[Data supplied]:
<<<<

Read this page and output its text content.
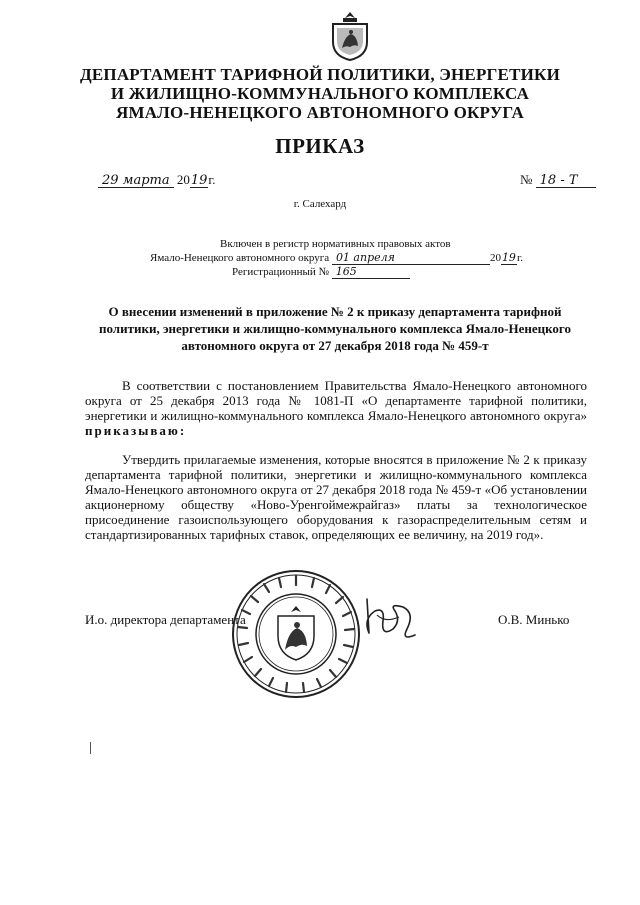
ДЕПАРТАМЕНТ ТАРИФНОЙ ПОЛИТИКИ, ЭНЕРГЕТИКИ
И ЖИЛИЩНО-КОММУНАЛЬНОГО КОМПЛЕКСА
ЯМАЛО-НЕНЕЦКОГО АВТОНОМНОГО ОКРУГА
ПРИКАЗ
29 марта 2019г.	№ 18 - Т
г. Салехард
Включен в регистр нормативных правовых актов
Ямало-Ненецкого автономного округа 01 апреля	2019г.
Регистрационный № 165
О внесении изменений в приложение № 2 к приказу департамента тарифной политики, энергетики и жилищно-коммунального комплекса Ямало-Ненецкого автономного округа от 27 декабря 2018 года № 459-т
В соответствии с постановлением Правительства Ямало-Ненецкого автономного округа от 25 декабря 2013 года № 1081-П «О департаменте тарифной политики, энергетики и жилищно-коммунального комплекса Ямало-Ненецкого автономного округа» приказываю:
Утвердить прилагаемые изменения, которые вносятся в приложение № 2 к приказу департамента тарифной политики, энергетики и жилищно-коммунального комплекса Ямало-Ненецкого автономного округа от 27 декабря 2018 года № 459-т «Об установлении акционерному обществу «Ново-Уренгоймежрайгаз» платы за технологическое присоединение газоиспользующего оборудования к газораспределительным сетям и стандартизированных тарифных ставок, определяющих ее величину, на 2019 год».
И.о. директора департамента	О.В. Минько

>>>>

[Directions for this task]:
Reproduce the full listing above verbatim, with no pictures included.

[Result below]:
Read this page and output its text content.
ДЕПАРТАМЕНТ ТАРИФНОЙ ПОЛИТИКИ, ЭНЕРГЕТИКИ
И ЖИЛИЩНО-КОММУНАЛЬНОГО КОМПЛЕКСА
ЯМАЛО-НЕНЕЦКОГО АВТОНОМНОГО ОКРУГА
ПРИКАЗ
29 марта 2019г.	№ 18 - Т
г. Салехард
Включен в регистр нормативных правовых актов
Ямало-Ненецкого автономного округа 01 апреля	2019г.
Регистрационный № 165
О внесении изменений в приложение № 2 к приказу департамента тарифной политики, энергетики и жилищно-коммунального комплекса Ямало-Ненецкого автономного округа от 27 декабря 2018 года № 459-т
В соответствии с постановлением Правительства Ямало-Ненецкого автономного округа от 25 декабря 2013 года № 1081-П «О департаменте тарифной политики, энергетики и жилищно-коммунального комплекса Ямало-Ненецкого автономного округа» приказываю:
Утвердить прилагаемые изменения, которые вносятся в приложение № 2 к приказу департамента тарифной политики, энергетики и жилищно-коммунального комплекса Ямало-Ненецкого автономного округа от 27 декабря 2018 года № 459-т «Об установлении акционерному обществу «Ново-Уренгоймежрайгаз» платы за технологическое присоединение газоиспользующего оборудования к газораспределительным сетям и стандартизированных тарифных ставок, определяющих ее величину, на 2019 год».
И.о. директора департамента	О.В. Минько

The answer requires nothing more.